**RECORDS PROVIDED:**
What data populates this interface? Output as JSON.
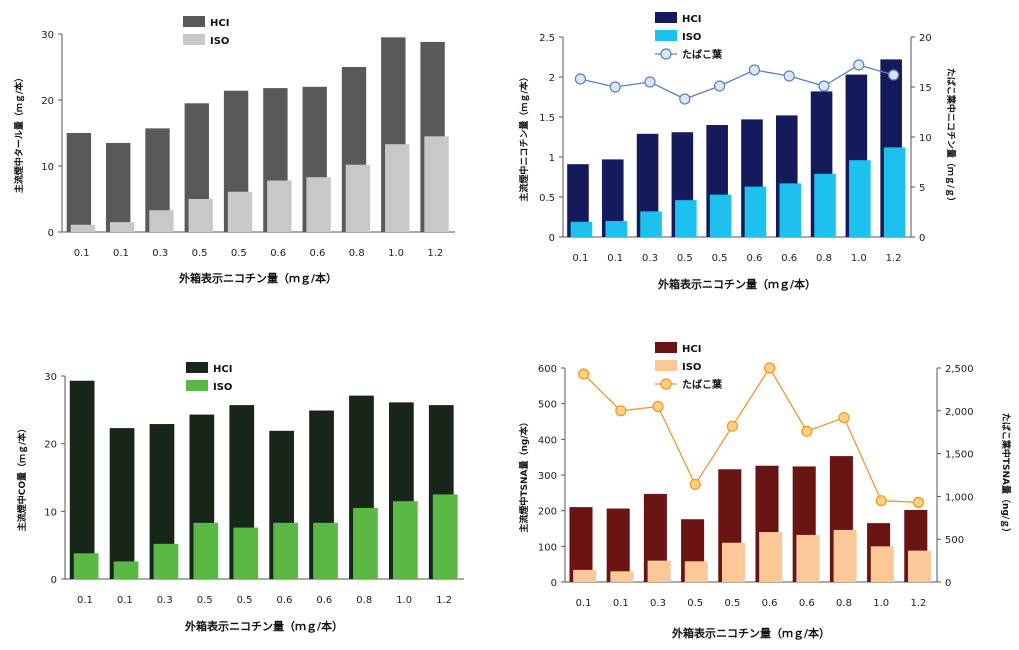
{
  "chart_data": [
    {
      "type": "bar",
      "categories": [
        "0.1",
        "0.1",
        "0.3",
        "0.5",
        "0.5",
        "0.6",
        "0.6",
        "0.8",
        "1.0",
        "1.2"
      ],
      "series": [
        {
          "name": "HCI",
          "color": "#595959",
          "values": [
            15.0,
            13.5,
            15.7,
            19.5,
            21.4,
            21.8,
            22.0,
            25.0,
            29.5,
            28.8
          ]
        },
        {
          "name": "ISO",
          "color": "#c8c8c8",
          "values": [
            1.1,
            1.5,
            3.3,
            5.0,
            6.1,
            7.8,
            8.3,
            10.2,
            13.3,
            14.5
          ]
        }
      ],
      "xlabel": "外箱表示ニコチン量（ｍｇ/本）",
      "ylabel": "主流煙中タール量（ｍｇ/本）",
      "ylim": [
        0,
        30
      ],
      "yticks": [
        "0",
        "10",
        "20",
        "30"
      ],
      "grid": false,
      "legend": "top-center"
    },
    {
      "type": "bar",
      "categories": [
        "0.1",
        "0.1",
        "0.3",
        "0.5",
        "0.5",
        "0.6",
        "0.6",
        "0.8",
        "1.0",
        "1.2"
      ],
      "series": [
        {
          "name": "HCI",
          "color": "#141a5c",
          "values": [
            0.91,
            0.97,
            1.29,
            1.31,
            1.4,
            1.47,
            1.52,
            1.82,
            2.03,
            2.22
          ]
        },
        {
          "name": "ISO",
          "color": "#1ec0ee",
          "values": [
            0.19,
            0.2,
            0.32,
            0.46,
            0.53,
            0.63,
            0.67,
            0.79,
            0.96,
            1.12
          ]
        }
      ],
      "secondary_series": {
        "name": "たばこ葉",
        "type": "line",
        "color": "#5b82b8",
        "values": [
          15.8,
          15.0,
          15.5,
          13.8,
          15.1,
          16.7,
          16.1,
          15.1,
          17.2,
          16.2
        ]
      },
      "xlabel": "外箱表示ニコチン量（ｍｇ/本）",
      "ylabel": "主流煙中ニコチン量（ｍｇ/本）",
      "y2label": "たばこ葉中ニコチン量（ｍｇ/ｇ）",
      "ylim": [
        0,
        2.5
      ],
      "y2lim": [
        0,
        20
      ],
      "yticks": [
        "0",
        "0.5",
        "1",
        "1.5",
        "2",
        "2.5"
      ],
      "y2ticks": [
        "0",
        "5",
        "10",
        "15",
        "20"
      ],
      "grid": false,
      "legend": "top-left"
    },
    {
      "type": "bar",
      "categories": [
        "0.1",
        "0.1",
        "0.3",
        "0.5",
        "0.5",
        "0.6",
        "0.6",
        "0.8",
        "1.0",
        "1.2"
      ],
      "series": [
        {
          "name": "HCI",
          "color": "#172619",
          "values": [
            29.3,
            22.3,
            22.9,
            24.3,
            25.7,
            21.9,
            24.9,
            27.1,
            26.1,
            25.7
          ]
        },
        {
          "name": "ISO",
          "color": "#5ab845",
          "values": [
            3.8,
            2.6,
            5.2,
            8.3,
            7.6,
            8.3,
            8.3,
            10.5,
            11.5,
            12.5
          ]
        }
      ],
      "xlabel": "外箱表示ニコチン量（ｍｇ/本）",
      "ylabel": "主流煙中CO量（ｍｇ/本）",
      "ylim": [
        0,
        30
      ],
      "yticks": [
        "0",
        "10",
        "20",
        "30"
      ],
      "grid": false,
      "legend": "top-center"
    },
    {
      "type": "bar",
      "categories": [
        "0.1",
        "0.1",
        "0.3",
        "0.5",
        "0.5",
        "0.6",
        "0.6",
        "0.8",
        "1.0",
        "1.2"
      ],
      "series": [
        {
          "name": "HCI",
          "color": "#6b1414",
          "values": [
            210,
            206,
            247,
            176,
            316,
            326,
            324,
            353,
            165,
            202
          ]
        },
        {
          "name": "ISO",
          "color": "#fbc897",
          "values": [
            34,
            30,
            60,
            58,
            110,
            140,
            132,
            146,
            100,
            88
          ]
        }
      ],
      "secondary_series": {
        "name": "たばこ葉",
        "type": "line",
        "color": "#f0962d",
        "values": [
          2430,
          2000,
          2050,
          1140,
          1820,
          2500,
          1760,
          1920,
          950,
          930
        ]
      },
      "xlabel": "外箱表示ニコチン量（ｍｇ/本）",
      "ylabel": "主流煙中TSNA量（ng/本）",
      "y2label": "たばこ葉中TSNA量（ng/ｇ）",
      "ylim": [
        0,
        600
      ],
      "y2lim": [
        0,
        2500
      ],
      "yticks": [
        "0",
        "100",
        "200",
        "300",
        "400",
        "500",
        "600"
      ],
      "y2ticks": [
        "0",
        "500",
        "1,000",
        "1,500",
        "2,000",
        "2,500"
      ],
      "grid": false,
      "legend": "top-left"
    }
  ]
}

**GOAL:** What is needed is an exact reproduction of the data, pictures excluded.

**EXERCISE RESPONSE:**
What data populates this interface? Output as JSON.
{
  "chart_data": [
    {
      "type": "bar",
      "categories": [
        "0.1",
        "0.1",
        "0.3",
        "0.5",
        "0.5",
        "0.6",
        "0.6",
        "0.8",
        "1.0",
        "1.2"
      ],
      "series": [
        {
          "name": "HCI",
          "color": "#595959",
          "values": [
            15.0,
            13.5,
            15.7,
            19.5,
            21.4,
            21.8,
            22.0,
            25.0,
            29.5,
            28.8
          ]
        },
        {
          "name": "ISO",
          "color": "#c8c8c8",
          "values": [
            1.1,
            1.5,
            3.3,
            5.0,
            6.1,
            7.8,
            8.3,
            10.2,
            13.3,
            14.5
          ]
        }
      ],
      "xlabel": "外箱表示ニコチン量（ｍｇ/本）",
      "ylabel": "主流煙中タール量（ｍｇ/本）",
      "ylim": [
        0,
        30
      ],
      "yticks": [
        "0",
        "10",
        "20",
        "30"
      ],
      "grid": false,
      "legend": "top-center"
    },
    {
      "type": "bar",
      "categories": [
        "0.1",
        "0.1",
        "0.3",
        "0.5",
        "0.5",
        "0.6",
        "0.6",
        "0.8",
        "1.0",
        "1.2"
      ],
      "series": [
        {
          "name": "HCI",
          "color": "#141a5c",
          "values": [
            0.91,
            0.97,
            1.29,
            1.31,
            1.4,
            1.47,
            1.52,
            1.82,
            2.03,
            2.22
          ]
        },
        {
          "name": "ISO",
          "color": "#1ec0ee",
          "values": [
            0.19,
            0.2,
            0.32,
            0.46,
            0.53,
            0.63,
            0.67,
            0.79,
            0.96,
            1.12
          ]
        }
      ],
      "secondary_series": {
        "name": "たばこ葉",
        "type": "line",
        "color": "#5b82b8",
        "values": [
          15.8,
          15.0,
          15.5,
          13.8,
          15.1,
          16.7,
          16.1,
          15.1,
          17.2,
          16.2
        ]
      },
      "xlabel": "外箱表示ニコチン量（ｍｇ/本）",
      "ylabel": "主流煙中ニコチン量（ｍｇ/本）",
      "y2label": "たばこ葉中ニコチン量（ｍｇ/ｇ）",
      "ylim": [
        0,
        2.5
      ],
      "y2lim": [
        0,
        20
      ],
      "yticks": [
        "0",
        "0.5",
        "1",
        "1.5",
        "2",
        "2.5"
      ],
      "y2ticks": [
        "0",
        "5",
        "10",
        "15",
        "20"
      ],
      "grid": false,
      "legend": "top-left"
    },
    {
      "type": "bar",
      "categories": [
        "0.1",
        "0.1",
        "0.3",
        "0.5",
        "0.5",
        "0.6",
        "0.6",
        "0.8",
        "1.0",
        "1.2"
      ],
      "series": [
        {
          "name": "HCI",
          "color": "#172619",
          "values": [
            29.3,
            22.3,
            22.9,
            24.3,
            25.7,
            21.9,
            24.9,
            27.1,
            26.1,
            25.7
          ]
        },
        {
          "name": "ISO",
          "color": "#5ab845",
          "values": [
            3.8,
            2.6,
            5.2,
            8.3,
            7.6,
            8.3,
            8.3,
            10.5,
            11.5,
            12.5
          ]
        }
      ],
      "xlabel": "外箱表示ニコチン量（ｍｇ/本）",
      "ylabel": "主流煙中CO量（ｍｇ/本）",
      "ylim": [
        0,
        30
      ],
      "yticks": [
        "0",
        "10",
        "20",
        "30"
      ],
      "grid": false,
      "legend": "top-center"
    },
    {
      "type": "bar",
      "categories": [
        "0.1",
        "0.1",
        "0.3",
        "0.5",
        "0.5",
        "0.6",
        "0.6",
        "0.8",
        "1.0",
        "1.2"
      ],
      "series": [
        {
          "name": "HCI",
          "color": "#6b1414",
          "values": [
            210,
            206,
            247,
            176,
            316,
            326,
            324,
            353,
            165,
            202
          ]
        },
        {
          "name": "ISO",
          "color": "#fbc897",
          "values": [
            34,
            30,
            60,
            58,
            110,
            140,
            132,
            146,
            100,
            88
          ]
        }
      ],
      "secondary_series": {
        "name": "たばこ葉",
        "type": "line",
        "color": "#f0962d",
        "values": [
          2430,
          2000,
          2050,
          1140,
          1820,
          2500,
          1760,
          1920,
          950,
          930
        ]
      },
      "xlabel": "外箱表示ニコチン量（ｍｇ/本）",
      "ylabel": "主流煙中TSNA量（ng/本）",
      "y2label": "たばこ葉中TSNA量（ng/ｇ）",
      "ylim": [
        0,
        600
      ],
      "y2lim": [
        0,
        2500
      ],
      "yticks": [
        "0",
        "100",
        "200",
        "300",
        "400",
        "500",
        "600"
      ],
      "y2ticks": [
        "0",
        "500",
        "1,000",
        "1,500",
        "2,000",
        "2,500"
      ],
      "grid": false,
      "legend": "top-left"
    }
  ]
}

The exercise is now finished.